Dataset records
○ ○ ○ ○ ○ ○ ○
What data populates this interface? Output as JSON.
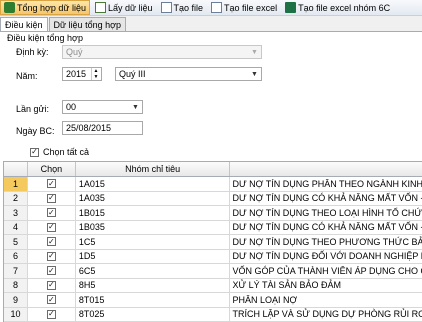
{
  "toolbar": {
    "buttons": [
      {
        "label": "Tổng hợp dữ liệu",
        "icon": "summary-icon"
      },
      {
        "label": "Lấy dữ liệu",
        "icon": "fetch-data-icon"
      },
      {
        "label": "Tạo file",
        "icon": "file-icon"
      },
      {
        "label": "Tạo file excel",
        "icon": "excel-icon"
      },
      {
        "label": "Tạo file excel nhóm 6C",
        "icon": "excel-icon"
      }
    ]
  },
  "tabs": [
    "Điều kiện",
    "Dữ liệu tổng hợp"
  ],
  "conditions": {
    "group_label": "Điều kiện tổng hợp",
    "period_label": "Định kỳ:",
    "period_value": "Quý",
    "year_label": "Năm:",
    "year_value": "2015",
    "quarter_value": "Quý III",
    "send_label": "Lần gửi:",
    "send_value": "00",
    "date_label": "Ngày BC:",
    "date_value": "25/08/2015",
    "select_all_label": "Chọn tất cả"
  },
  "grid": {
    "headers": [
      "",
      "Chọn",
      "Nhóm chỉ tiêu",
      ""
    ],
    "rows": [
      {
        "num": "1",
        "code": "1A015",
        "name": "DƯ NỢ TÍN DỤNG PHÂN THEO NGÀNH KINH T"
      },
      {
        "num": "2",
        "code": "1A035",
        "name": "DƯ NỢ TÍN DỤNG CÓ KHẢ NĂNG MẤT VỐN - N"
      },
      {
        "num": "3",
        "code": "1B015",
        "name": "DƯ NỢ TÍN DỤNG THEO LOẠI HÌNH TỔ CHỨC"
      },
      {
        "num": "4",
        "code": "1B035",
        "name": "DƯ NỢ TÍN DỤNG CÓ KHẢ NĂNG MẤT VỐN - N"
      },
      {
        "num": "5",
        "code": "1C5",
        "name": "DƯ NỢ TÍN DỤNG THEO PHƯƠNG THỨC BẢO"
      },
      {
        "num": "6",
        "code": "1D5",
        "name": "DƯ NỢ TÍN DỤNG ĐỐI VỚI DOANH NGHIỆP NH"
      },
      {
        "num": "7",
        "code": "6C5",
        "name": "VỐN GÓP CỦA THÀNH VIÊN ÁP DỤNG CHO QU"
      },
      {
        "num": "8",
        "code": "8H5",
        "name": "XỬ LÝ TÀI SẢN BẢO ĐẢM"
      },
      {
        "num": "9",
        "code": "8T015",
        "name": "PHÂN LOẠI NỢ"
      },
      {
        "num": "10",
        "code": "8T025",
        "name": "TRÍCH LẬP VÀ SỬ DỤNG DỰ PHÒNG RỦI RO"
      }
    ]
  }
}
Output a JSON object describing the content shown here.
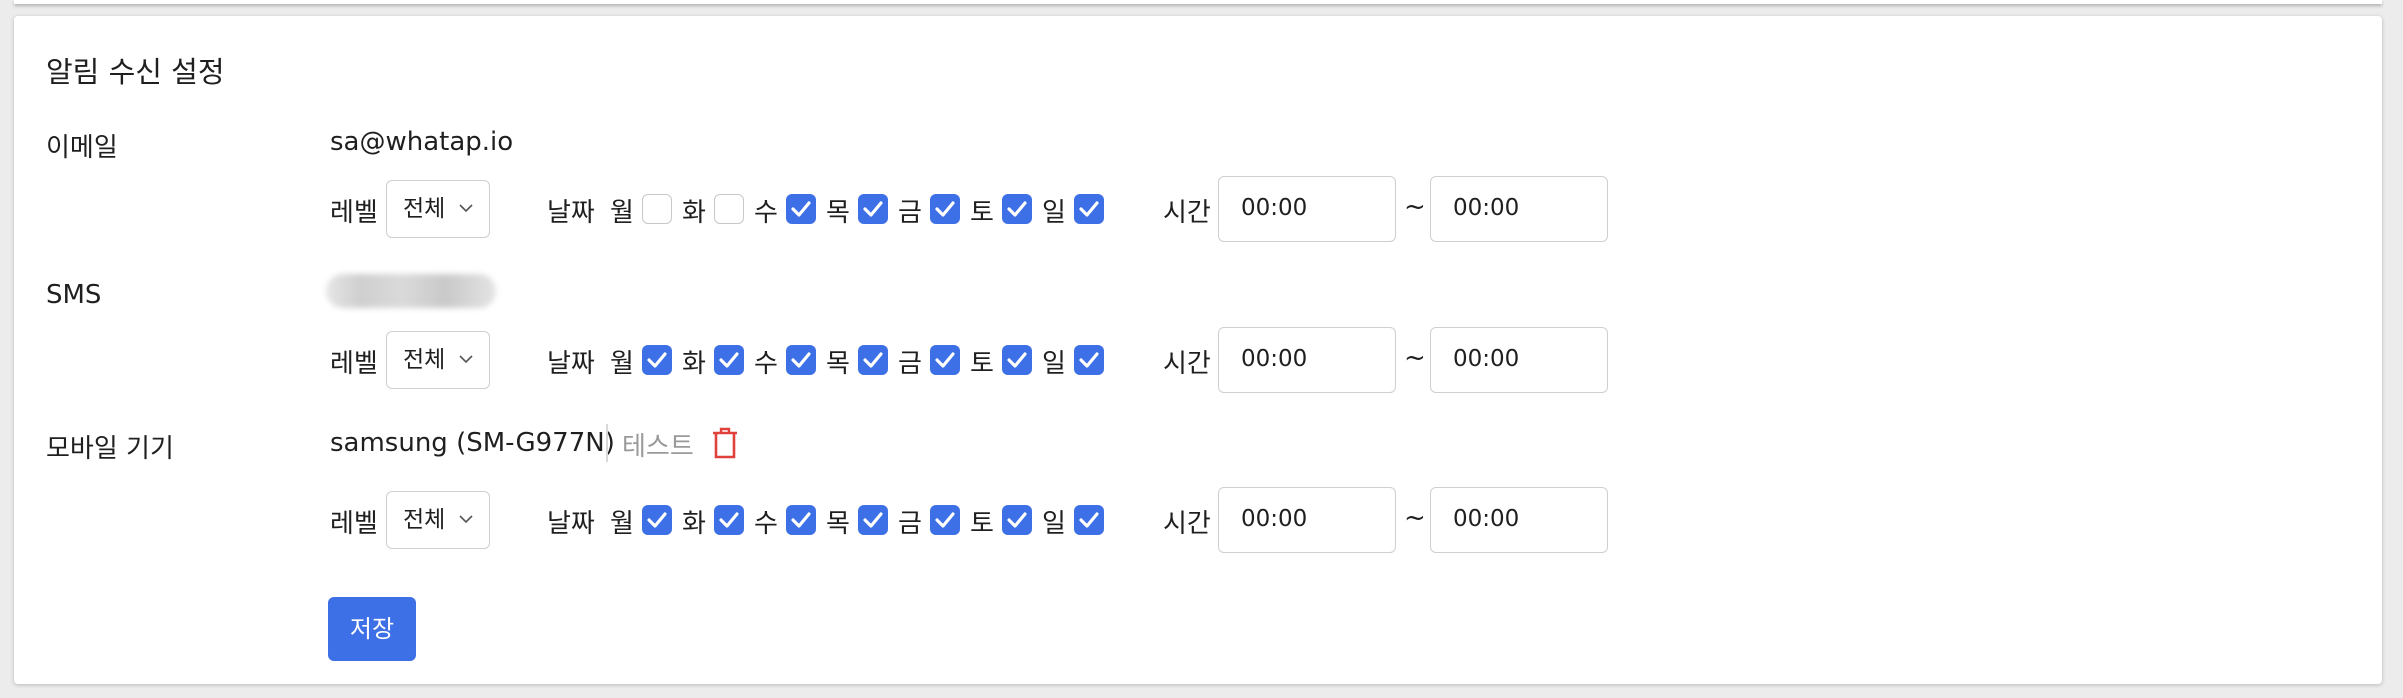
{
  "title": "알림 수신 설정",
  "labels": {
    "level": "레벨",
    "date": "날짜",
    "time": "시간",
    "tilde": "~"
  },
  "days": [
    "월",
    "화",
    "수",
    "목",
    "금",
    "토",
    "일"
  ],
  "email": {
    "label": "이메일",
    "value": "sa@whatap.io",
    "level": "전체",
    "days_checked": [
      false,
      false,
      true,
      true,
      true,
      true,
      true
    ],
    "time_from": "00:00",
    "time_to": "00:00"
  },
  "sms": {
    "label": "SMS",
    "level": "전체",
    "days_checked": [
      true,
      true,
      true,
      true,
      true,
      true,
      true
    ],
    "time_from": "00:00",
    "time_to": "00:00"
  },
  "mobile": {
    "label": "모바일 기기",
    "device": "samsung (SM-G977N)",
    "test_label": "테스트",
    "level": "전체",
    "days_checked": [
      true,
      true,
      true,
      true,
      true,
      true,
      true
    ],
    "time_from": "00:00",
    "time_to": "00:00"
  },
  "save_label": "저장",
  "colors": {
    "accent": "#3d6fe6",
    "danger": "#e0413a"
  }
}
○ ○ ○ ○ ○ ○ ○
◆ The task ◆
Nothing but a number is needed here: how many lines hold the string "JSON"?

◆ Exercise output ◆
2